# SET EXERCISE:
Return the records in full, exactly as given.

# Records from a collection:
☆ ☆ ☆ ☆
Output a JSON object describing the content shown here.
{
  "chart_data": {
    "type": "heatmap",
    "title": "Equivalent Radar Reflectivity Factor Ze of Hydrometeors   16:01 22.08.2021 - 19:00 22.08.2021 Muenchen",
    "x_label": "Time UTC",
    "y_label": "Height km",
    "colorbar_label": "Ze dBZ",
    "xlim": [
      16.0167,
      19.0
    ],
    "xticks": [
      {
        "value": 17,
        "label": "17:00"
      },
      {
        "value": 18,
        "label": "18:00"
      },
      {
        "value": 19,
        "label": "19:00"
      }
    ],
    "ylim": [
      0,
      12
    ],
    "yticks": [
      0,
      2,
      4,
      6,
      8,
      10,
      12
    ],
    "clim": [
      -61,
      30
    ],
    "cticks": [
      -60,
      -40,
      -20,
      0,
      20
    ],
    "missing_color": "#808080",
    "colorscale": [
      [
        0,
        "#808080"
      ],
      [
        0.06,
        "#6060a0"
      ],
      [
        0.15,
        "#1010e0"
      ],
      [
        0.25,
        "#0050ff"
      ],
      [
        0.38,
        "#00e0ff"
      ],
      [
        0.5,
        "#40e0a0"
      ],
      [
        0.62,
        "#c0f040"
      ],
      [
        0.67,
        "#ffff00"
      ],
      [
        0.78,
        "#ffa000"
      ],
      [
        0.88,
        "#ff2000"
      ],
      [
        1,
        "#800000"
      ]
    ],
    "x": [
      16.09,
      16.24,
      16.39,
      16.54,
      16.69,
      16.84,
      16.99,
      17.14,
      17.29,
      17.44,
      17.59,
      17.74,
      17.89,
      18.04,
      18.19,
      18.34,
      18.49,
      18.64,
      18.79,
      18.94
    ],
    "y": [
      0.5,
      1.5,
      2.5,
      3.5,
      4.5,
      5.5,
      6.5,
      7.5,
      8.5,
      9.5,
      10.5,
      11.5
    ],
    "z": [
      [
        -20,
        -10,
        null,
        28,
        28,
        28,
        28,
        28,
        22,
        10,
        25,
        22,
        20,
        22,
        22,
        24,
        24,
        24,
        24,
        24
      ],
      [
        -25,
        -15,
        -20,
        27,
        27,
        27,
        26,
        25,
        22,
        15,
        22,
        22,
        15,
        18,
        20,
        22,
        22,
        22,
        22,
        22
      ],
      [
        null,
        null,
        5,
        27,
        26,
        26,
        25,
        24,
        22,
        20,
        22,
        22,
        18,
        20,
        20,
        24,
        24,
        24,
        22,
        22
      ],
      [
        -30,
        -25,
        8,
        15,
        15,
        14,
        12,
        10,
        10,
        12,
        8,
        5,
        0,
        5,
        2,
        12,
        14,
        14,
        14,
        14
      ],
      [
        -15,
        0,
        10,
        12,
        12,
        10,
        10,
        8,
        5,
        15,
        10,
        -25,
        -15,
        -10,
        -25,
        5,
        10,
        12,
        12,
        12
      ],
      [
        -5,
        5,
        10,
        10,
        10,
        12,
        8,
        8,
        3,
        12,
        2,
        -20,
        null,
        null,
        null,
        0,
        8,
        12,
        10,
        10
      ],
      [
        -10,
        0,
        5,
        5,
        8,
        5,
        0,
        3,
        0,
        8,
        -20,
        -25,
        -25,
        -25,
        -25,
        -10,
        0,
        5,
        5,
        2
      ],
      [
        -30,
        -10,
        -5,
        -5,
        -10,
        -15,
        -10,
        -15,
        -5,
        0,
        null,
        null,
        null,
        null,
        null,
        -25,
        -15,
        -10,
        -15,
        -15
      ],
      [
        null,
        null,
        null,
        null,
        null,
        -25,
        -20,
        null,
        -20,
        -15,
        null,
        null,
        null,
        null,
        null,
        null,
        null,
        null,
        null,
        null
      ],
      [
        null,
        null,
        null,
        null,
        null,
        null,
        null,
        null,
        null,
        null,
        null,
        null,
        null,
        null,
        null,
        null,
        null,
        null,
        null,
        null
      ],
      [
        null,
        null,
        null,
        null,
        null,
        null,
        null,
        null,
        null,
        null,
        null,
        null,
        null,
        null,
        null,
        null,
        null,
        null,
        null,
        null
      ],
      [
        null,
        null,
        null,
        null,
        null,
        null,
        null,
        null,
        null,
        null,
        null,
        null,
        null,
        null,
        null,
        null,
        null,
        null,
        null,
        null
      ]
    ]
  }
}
☆ ☆ ☆ ☆
# CORRECT ANSWER:
Output a JSON object describing the content shown here.
{
  "chart_data": {
    "type": "heatmap",
    "title": "Equivalent Radar Reflectivity Factor Ze of Hydrometeors   16:01 22.08.2021 - 19:00 22.08.2021 Muenchen",
    "x_label": "Time UTC",
    "y_label": "Height km",
    "colorbar_label": "Ze dBZ",
    "xlim": [
      16.0167,
      19.0
    ],
    "xticks": [
      {
        "value": 17,
        "label": "17:00"
      },
      {
        "value": 18,
        "label": "18:00"
      },
      {
        "value": 19,
        "label": "19:00"
      }
    ],
    "ylim": [
      0,
      12
    ],
    "yticks": [
      0,
      2,
      4,
      6,
      8,
      10,
      12
    ],
    "clim": [
      -61,
      30
    ],
    "cticks": [
      -60,
      -40,
      -20,
      0,
      20
    ],
    "missing_color": "#808080",
    "colorscale": [
      [
        0,
        "#808080"
      ],
      [
        0.06,
        "#6060a0"
      ],
      [
        0.15,
        "#1010e0"
      ],
      [
        0.25,
        "#0050ff"
      ],
      [
        0.38,
        "#00e0ff"
      ],
      [
        0.5,
        "#40e0a0"
      ],
      [
        0.62,
        "#c0f040"
      ],
      [
        0.67,
        "#ffff00"
      ],
      [
        0.78,
        "#ffa000"
      ],
      [
        0.88,
        "#ff2000"
      ],
      [
        1,
        "#800000"
      ]
    ],
    "x": [
      16.09,
      16.24,
      16.39,
      16.54,
      16.69,
      16.84,
      16.99,
      17.14,
      17.29,
      17.44,
      17.59,
      17.74,
      17.89,
      18.04,
      18.19,
      18.34,
      18.49,
      18.64,
      18.79,
      18.94
    ],
    "y": [
      0.5,
      1.5,
      2.5,
      3.5,
      4.5,
      5.5,
      6.5,
      7.5,
      8.5,
      9.5,
      10.5,
      11.5
    ],
    "z": [
      [
        -20,
        -10,
        null,
        28,
        28,
        28,
        28,
        28,
        22,
        10,
        25,
        22,
        20,
        22,
        22,
        24,
        24,
        24,
        24,
        24
      ],
      [
        -25,
        -15,
        -20,
        27,
        27,
        27,
        26,
        25,
        22,
        15,
        22,
        22,
        15,
        18,
        20,
        22,
        22,
        22,
        22,
        22
      ],
      [
        null,
        null,
        5,
        27,
        26,
        26,
        25,
        24,
        22,
        20,
        22,
        22,
        18,
        20,
        20,
        24,
        24,
        24,
        22,
        22
      ],
      [
        -30,
        -25,
        8,
        15,
        15,
        14,
        12,
        10,
        10,
        12,
        8,
        5,
        0,
        5,
        2,
        12,
        14,
        14,
        14,
        14
      ],
      [
        -15,
        0,
        10,
        12,
        12,
        10,
        10,
        8,
        5,
        15,
        10,
        -25,
        -15,
        -10,
        -25,
        5,
        10,
        12,
        12,
        12
      ],
      [
        -5,
        5,
        10,
        10,
        10,
        12,
        8,
        8,
        3,
        12,
        2,
        -20,
        null,
        null,
        null,
        0,
        8,
        12,
        10,
        10
      ],
      [
        -10,
        0,
        5,
        5,
        8,
        5,
        0,
        3,
        0,
        8,
        -20,
        -25,
        -25,
        -25,
        -25,
        -10,
        0,
        5,
        5,
        2
      ],
      [
        -30,
        -10,
        -5,
        -5,
        -10,
        -15,
        -10,
        -15,
        -5,
        0,
        null,
        null,
        null,
        null,
        null,
        -25,
        -15,
        -10,
        -15,
        -15
      ],
      [
        null,
        null,
        null,
        null,
        null,
        -25,
        -20,
        null,
        -20,
        -15,
        null,
        null,
        null,
        null,
        null,
        null,
        null,
        null,
        null,
        null
      ],
      [
        null,
        null,
        null,
        null,
        null,
        null,
        null,
        null,
        null,
        null,
        null,
        null,
        null,
        null,
        null,
        null,
        null,
        null,
        null,
        null
      ],
      [
        null,
        null,
        null,
        null,
        null,
        null,
        null,
        null,
        null,
        null,
        null,
        null,
        null,
        null,
        null,
        null,
        null,
        null,
        null,
        null
      ],
      [
        null,
        null,
        null,
        null,
        null,
        null,
        null,
        null,
        null,
        null,
        null,
        null,
        null,
        null,
        null,
        null,
        null,
        null,
        null,
        null
      ]
    ]
  }
}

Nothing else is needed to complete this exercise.